_WHAT YOU ARE ASKED TO DO_
Keep the wording of each record exactly the same when you repeat it, and leave out pictures.

_GIVEN DATA_
"""

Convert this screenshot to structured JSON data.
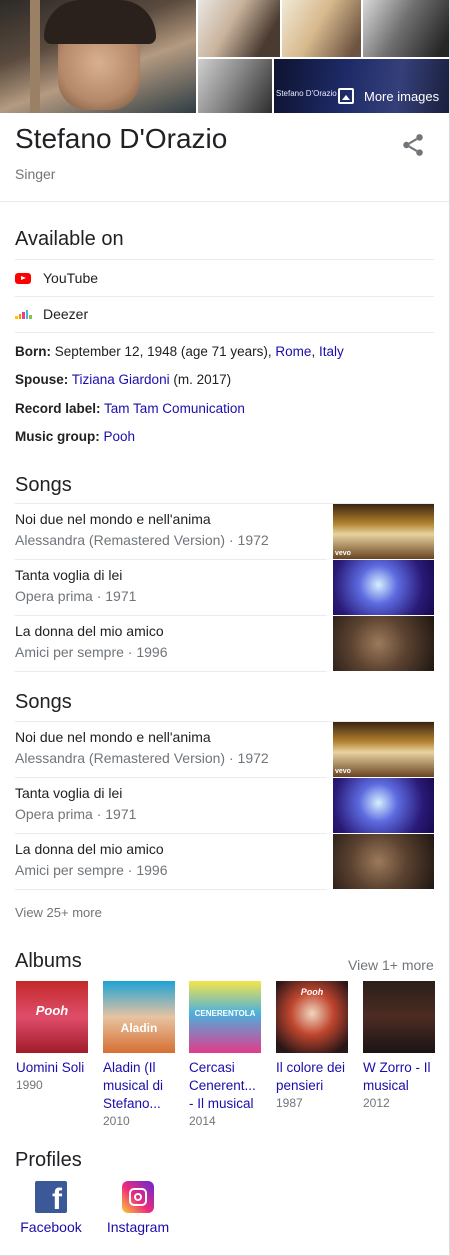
{
  "photos": {
    "overlay_caption": "Stefano D'Orazio",
    "more_images_label": "More images"
  },
  "entity": {
    "name": "Stefano D'Orazio",
    "type": "Singer"
  },
  "available_on": {
    "heading": "Available on",
    "items": [
      {
        "label": "YouTube",
        "icon": "youtube-icon"
      },
      {
        "label": "Deezer",
        "icon": "deezer-icon"
      }
    ]
  },
  "facts": {
    "born": {
      "label": "Born:",
      "text": "September 12, 1948 (age 71 years),",
      "link1": "Rome",
      "sep": ",",
      "link2": "Italy"
    },
    "spouse": {
      "label": "Spouse:",
      "link": "Tiziana Giardoni",
      "text": "(m. 2017)"
    },
    "record_label": {
      "label": "Record label:",
      "link": "Tam Tam Comunication"
    },
    "music_group": {
      "label": "Music group:",
      "link": "Pooh"
    }
  },
  "songs_sections": [
    {
      "heading": "Songs",
      "items": [
        {
          "title": "Noi due nel mondo e nell'anima",
          "meta": "Alessandra (Remastered Version) · 1972",
          "thumb_caption": "vevo"
        },
        {
          "title": "Tanta voglia di lei",
          "meta": "Opera prima · 1971"
        },
        {
          "title": "La donna del mio amico",
          "meta": "Amici per sempre · 1996"
        }
      ]
    },
    {
      "heading": "Songs",
      "items": [
        {
          "title": "Noi due nel mondo e nell'anima",
          "meta": "Alessandra (Remastered Version) · 1972",
          "thumb_caption": "vevo"
        },
        {
          "title": "Tanta voglia di lei",
          "meta": "Opera prima · 1971"
        },
        {
          "title": "La donna del mio amico",
          "meta": "Amici per sempre · 1996"
        }
      ]
    }
  ],
  "view_more_songs": "View 25+ more",
  "albums": {
    "heading": "Albums",
    "view_more": "View 1+ more",
    "items": [
      {
        "title_lines": [
          "Uomini Soli"
        ],
        "year": "1990",
        "cover_text": "Pooh"
      },
      {
        "title_lines": [
          "Aladin (Il",
          "musical di",
          "Stefano..."
        ],
        "year": "2010",
        "cover_text": "Aladin"
      },
      {
        "title_lines": [
          "Cercasi",
          "Cenerent...",
          "- Il musical"
        ],
        "year": "2014",
        "cover_text": "CENERENTOLA"
      },
      {
        "title_lines": [
          "Il colore dei",
          "pensieri"
        ],
        "year": "1987",
        "cover_text": "Pooh"
      },
      {
        "title_lines": [
          "W Zorro - Il",
          "musical"
        ],
        "year": "2012",
        "cover_text": ""
      }
    ]
  },
  "profiles": {
    "heading": "Profiles",
    "items": [
      {
        "label": "Facebook",
        "icon": "facebook-icon"
      },
      {
        "label": "Instagram",
        "icon": "instagram-icon"
      }
    ]
  }
}
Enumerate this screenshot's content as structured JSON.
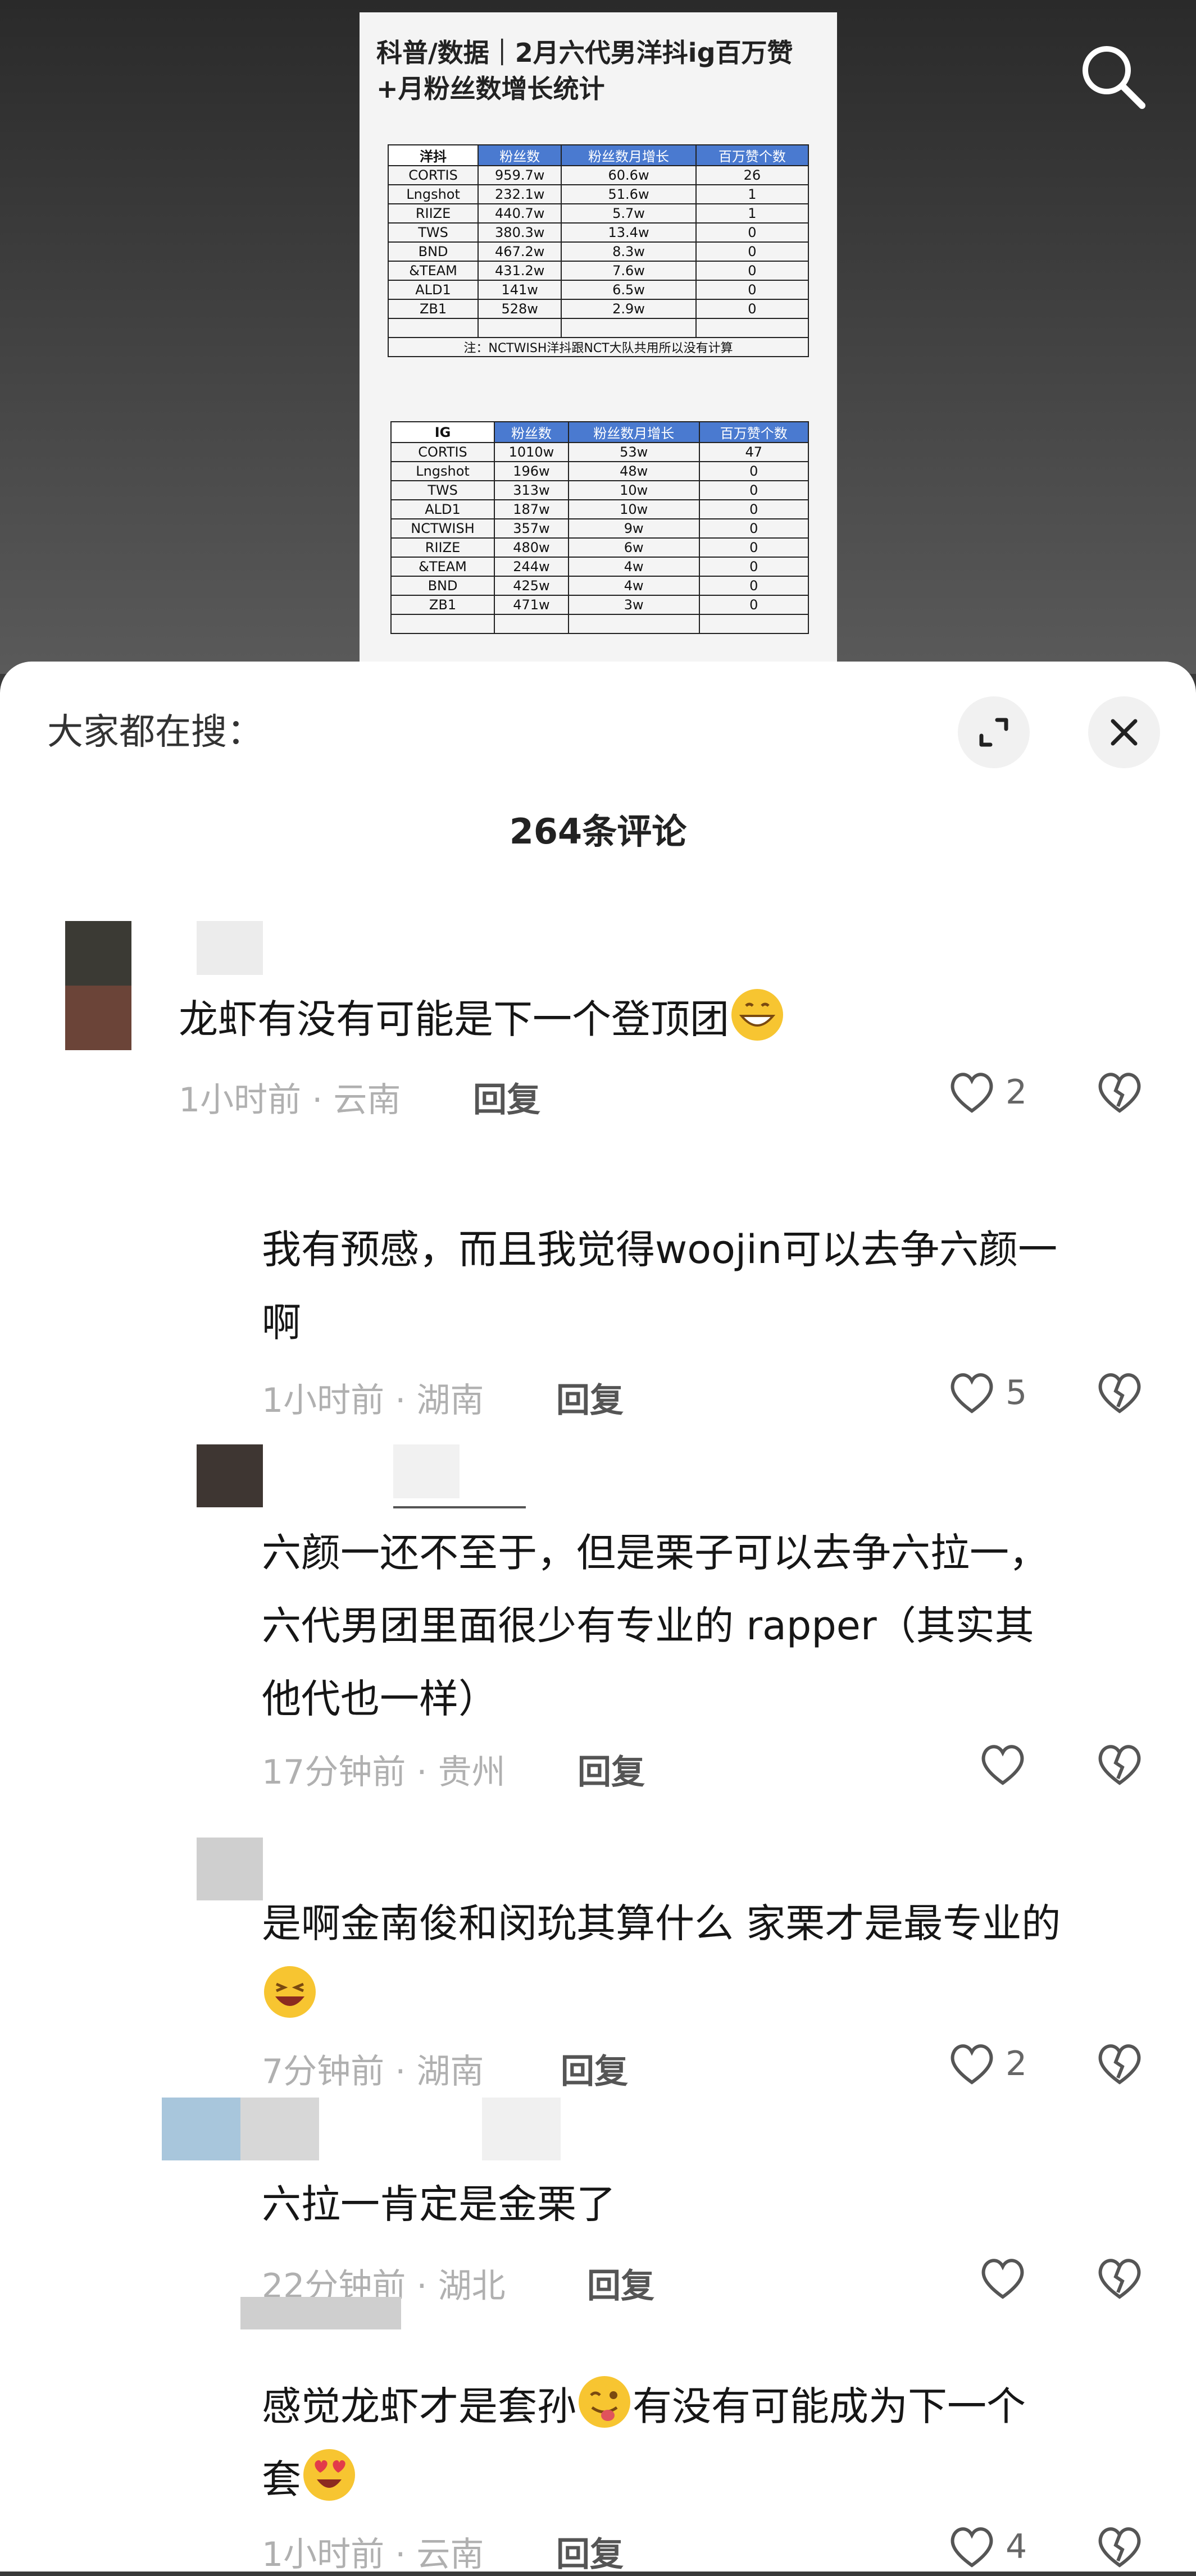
{
  "poster": {
    "title_line1": "科普/数据｜2月六代男洋抖ig百万赞",
    "title_line2": "+月粉丝数增长统计",
    "table1": {
      "headers": [
        "洋抖",
        "粉丝数",
        "粉丝数月增长",
        "百万赞个数"
      ],
      "rows": [
        [
          "CORTIS",
          "959.7w",
          "60.6w",
          "26"
        ],
        [
          "Lngshot",
          "232.1w",
          "51.6w",
          "1"
        ],
        [
          "RIIZE",
          "440.7w",
          "5.7w",
          "1"
        ],
        [
          "TWS",
          "380.3w",
          "13.4w",
          "0"
        ],
        [
          "BND",
          "467.2w",
          "8.3w",
          "0"
        ],
        [
          "&TEAM",
          "431.2w",
          "7.6w",
          "0"
        ],
        [
          "ALD1",
          "141w",
          "6.5w",
          "0"
        ],
        [
          "ZB1",
          "528w",
          "2.9w",
          "0"
        ]
      ],
      "note": "注：NCTWISH洋抖跟NCT大队共用所以没有计算"
    },
    "table2": {
      "headers": [
        "IG",
        "粉丝数",
        "粉丝数月增长",
        "百万赞个数"
      ],
      "rows": [
        [
          "CORTIS",
          "1010w",
          "53w",
          "47"
        ],
        [
          "Lngshot",
          "196w",
          "48w",
          "0"
        ],
        [
          "TWS",
          "313w",
          "10w",
          "0"
        ],
        [
          "ALD1",
          "187w",
          "10w",
          "0"
        ],
        [
          "NCTWISH",
          "357w",
          "9w",
          "0"
        ],
        [
          "RIIZE",
          "480w",
          "6w",
          "0"
        ],
        [
          "&TEAM",
          "244w",
          "4w",
          "0"
        ],
        [
          "BND",
          "425w",
          "4w",
          "0"
        ],
        [
          "ZB1",
          "471w",
          "3w",
          "0"
        ]
      ]
    }
  },
  "sheet": {
    "search_label": "大家都在搜：",
    "comment_count": "264条评论"
  },
  "comments": [
    {
      "text": "龙虾有没有可能是下一个登顶团",
      "meta": "1小时前 · 云南",
      "reply": "回复",
      "likes": "2"
    },
    {
      "text1": "我有预感，而且我觉得woojin可以去争六颜一",
      "text2": "啊",
      "meta": "1小时前 · 湖南",
      "reply": "回复",
      "likes": "5"
    },
    {
      "text1": "六颜一还不至于，但是栗子可以去争六拉一，",
      "text2": "六代男团里面很少有专业的 rapper（其实其",
      "text3": "他代也一样）",
      "meta": "17分钟前 · 贵州",
      "reply": "回复",
      "likes": ""
    },
    {
      "text1": "是啊金南俊和闵玧其算什么 家栗才是最专业的",
      "meta": "7分钟前 · 湖南",
      "reply": "回复",
      "likes": "2"
    },
    {
      "text": "六拉一肯定是金栗了",
      "meta": "22分钟前 · 湖北",
      "reply": "回复",
      "likes": ""
    },
    {
      "text1a": "感觉龙虾才是套孙",
      "text1b": "有没有可能成为下一个",
      "text2": "套",
      "meta": "1小时前 · 云南",
      "reply": "回复",
      "likes": "4"
    }
  ],
  "colors": {
    "accent_blue": "#4a7ad0",
    "meta_gray": "#b0b0b0"
  }
}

"""

_THE REPLY_
Convert this screenshot to structured JSON data.
{
  "photos": {
    "overlay_caption": "Stefano D'Orazio",
    "more_images_label": "More images"
  },
  "entity": {
    "name": "Stefano D'Orazio",
    "type": "Singer"
  },
  "available_on": {
    "heading": "Available on",
    "items": [
      {
        "label": "YouTube",
        "icon": "youtube-icon"
      },
      {
        "label": "Deezer",
        "icon": "deezer-icon"
      }
    ]
  },
  "facts": {
    "born": {
      "label": "Born:",
      "text": "September 12, 1948 (age 71 years),",
      "link1": "Rome",
      "sep": ",",
      "link2": "Italy"
    },
    "spouse": {
      "label": "Spouse:",
      "link": "Tiziana Giardoni",
      "text": "(m. 2017)"
    },
    "record_label": {
      "label": "Record label:",
      "link": "Tam Tam Comunication"
    },
    "music_group": {
      "label": "Music group:",
      "link": "Pooh"
    }
  },
  "songs_sections": [
    {
      "heading": "Songs",
      "items": [
        {
          "title": "Noi due nel mondo e nell'anima",
          "meta": "Alessandra (Remastered Version) · 1972",
          "thumb_caption": "vevo"
        },
        {
          "title": "Tanta voglia di lei",
          "meta": "Opera prima · 1971"
        },
        {
          "title": "La donna del mio amico",
          "meta": "Amici per sempre · 1996"
        }
      ]
    },
    {
      "heading": "Songs",
      "items": [
        {
          "title": "Noi due nel mondo e nell'anima",
          "meta": "Alessandra (Remastered Version) · 1972",
          "thumb_caption": "vevo"
        },
        {
          "title": "Tanta voglia di lei",
          "meta": "Opera prima · 1971"
        },
        {
          "title": "La donna del mio amico",
          "meta": "Amici per sempre · 1996"
        }
      ]
    }
  ],
  "view_more_songs": "View 25+ more",
  "albums": {
    "heading": "Albums",
    "view_more": "View 1+ more",
    "items": [
      {
        "title_lines": [
          "Uomini Soli"
        ],
        "year": "1990",
        "cover_text": "Pooh"
      },
      {
        "title_lines": [
          "Aladin (Il",
          "musical di",
          "Stefano..."
        ],
        "year": "2010",
        "cover_text": "Aladin"
      },
      {
        "title_lines": [
          "Cercasi",
          "Cenerent...",
          "- Il musical"
        ],
        "year": "2014",
        "cover_text": "CENERENTOLA"
      },
      {
        "title_lines": [
          "Il colore dei",
          "pensieri"
        ],
        "year": "1987",
        "cover_text": "Pooh"
      },
      {
        "title_lines": [
          "W Zorro - Il",
          "musical"
        ],
        "year": "2012",
        "cover_text": ""
      }
    ]
  },
  "profiles": {
    "heading": "Profiles",
    "items": [
      {
        "label": "Facebook",
        "icon": "facebook-icon"
      },
      {
        "label": "Instagram",
        "icon": "instagram-icon"
      }
    ]
  }
}
Enumerate this screenshot's content as structured JSON.
{
  "poster": {
    "title_line1": "科普/数据｜2月六代男洋抖ig百万赞",
    "title_line2": "+月粉丝数增长统计",
    "table1": {
      "headers": [
        "洋抖",
        "粉丝数",
        "粉丝数月增长",
        "百万赞个数"
      ],
      "rows": [
        [
          "CORTIS",
          "959.7w",
          "60.6w",
          "26"
        ],
        [
          "Lngshot",
          "232.1w",
          "51.6w",
          "1"
        ],
        [
          "RIIZE",
          "440.7w",
          "5.7w",
          "1"
        ],
        [
          "TWS",
          "380.3w",
          "13.4w",
          "0"
        ],
        [
          "BND",
          "467.2w",
          "8.3w",
          "0"
        ],
        [
          "&TEAM",
          "431.2w",
          "7.6w",
          "0"
        ],
        [
          "ALD1",
          "141w",
          "6.5w",
          "0"
        ],
        [
          "ZB1",
          "528w",
          "2.9w",
          "0"
        ]
      ],
      "note": "注：NCTWISH洋抖跟NCT大队共用所以没有计算"
    },
    "table2": {
      "headers": [
        "IG",
        "粉丝数",
        "粉丝数月增长",
        "百万赞个数"
      ],
      "rows": [
        [
          "CORTIS",
          "1010w",
          "53w",
          "47"
        ],
        [
          "Lngshot",
          "196w",
          "48w",
          "0"
        ],
        [
          "TWS",
          "313w",
          "10w",
          "0"
        ],
        [
          "ALD1",
          "187w",
          "10w",
          "0"
        ],
        [
          "NCTWISH",
          "357w",
          "9w",
          "0"
        ],
        [
          "RIIZE",
          "480w",
          "6w",
          "0"
        ],
        [
          "&TEAM",
          "244w",
          "4w",
          "0"
        ],
        [
          "BND",
          "425w",
          "4w",
          "0"
        ],
        [
          "ZB1",
          "471w",
          "3w",
          "0"
        ]
      ]
    }
  },
  "sheet": {
    "search_label": "大家都在搜：",
    "comment_count": "264条评论"
  },
  "comments": [
    {
      "text": "龙虾有没有可能是下一个登顶团",
      "meta": "1小时前 · 云南",
      "reply": "回复",
      "likes": "2"
    },
    {
      "text1": "我有预感，而且我觉得woojin可以去争六颜一",
      "text2": "啊",
      "meta": "1小时前 · 湖南",
      "reply": "回复",
      "likes": "5"
    },
    {
      "text1": "六颜一还不至于，但是栗子可以去争六拉一，",
      "text2": "六代男团里面很少有专业的 rapper（其实其",
      "text3": "他代也一样）",
      "meta": "17分钟前 · 贵州",
      "reply": "回复",
      "likes": ""
    },
    {
      "text1": "是啊金南俊和闵玧其算什么 家栗才是最专业的",
      "meta": "7分钟前 · 湖南",
      "reply": "回复",
      "likes": "2"
    },
    {
      "text": "六拉一肯定是金栗了",
      "meta": "22分钟前 · 湖北",
      "reply": "回复",
      "likes": ""
    },
    {
      "text1a": "感觉龙虾才是套孙",
      "text1b": "有没有可能成为下一个",
      "text2": "套",
      "meta": "1小时前 · 云南",
      "reply": "回复",
      "likes": "4"
    }
  ],
  "colors": {
    "accent_blue": "#4a7ad0",
    "meta_gray": "#b0b0b0"
  }
}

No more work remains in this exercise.